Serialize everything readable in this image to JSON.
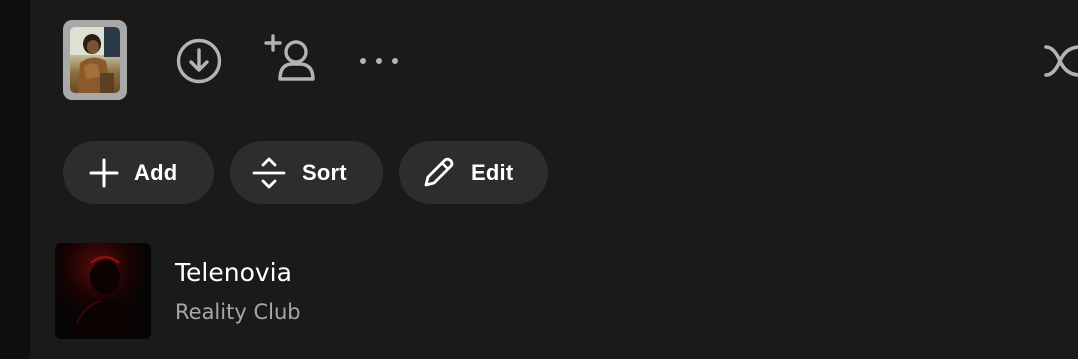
{
  "toolbar": {
    "cover_icon": "playlist-cover-thumbnail",
    "download_icon": "download-circle-icon",
    "add_user_icon": "add-user-icon",
    "more_icon": "more-options-icon",
    "shuffle_icon": "shuffle-icon"
  },
  "actions": {
    "add_label": "Add",
    "sort_label": "Sort",
    "edit_label": "Edit"
  },
  "tracks": [
    {
      "title": "Telenovia",
      "artist": "Reality Club"
    }
  ],
  "colors": {
    "background": "#1a1a1a",
    "pill_background": "#2d2d2d",
    "primary_text": "#ffffff",
    "secondary_text": "#a7a7a7",
    "icon": "#b3b3b3"
  }
}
##########
◆ Work to be completed
Write every record out again exactly; no pictures belong in the copy.

◆ The solution
Serialize everything readable in this image to JSON.
{
  "toolbar": {
    "cover_icon": "playlist-cover-thumbnail",
    "download_icon": "download-circle-icon",
    "add_user_icon": "add-user-icon",
    "more_icon": "more-options-icon",
    "shuffle_icon": "shuffle-icon"
  },
  "actions": {
    "add_label": "Add",
    "sort_label": "Sort",
    "edit_label": "Edit"
  },
  "tracks": [
    {
      "title": "Telenovia",
      "artist": "Reality Club"
    }
  ],
  "colors": {
    "background": "#1a1a1a",
    "pill_background": "#2d2d2d",
    "primary_text": "#ffffff",
    "secondary_text": "#a7a7a7",
    "icon": "#b3b3b3"
  }
}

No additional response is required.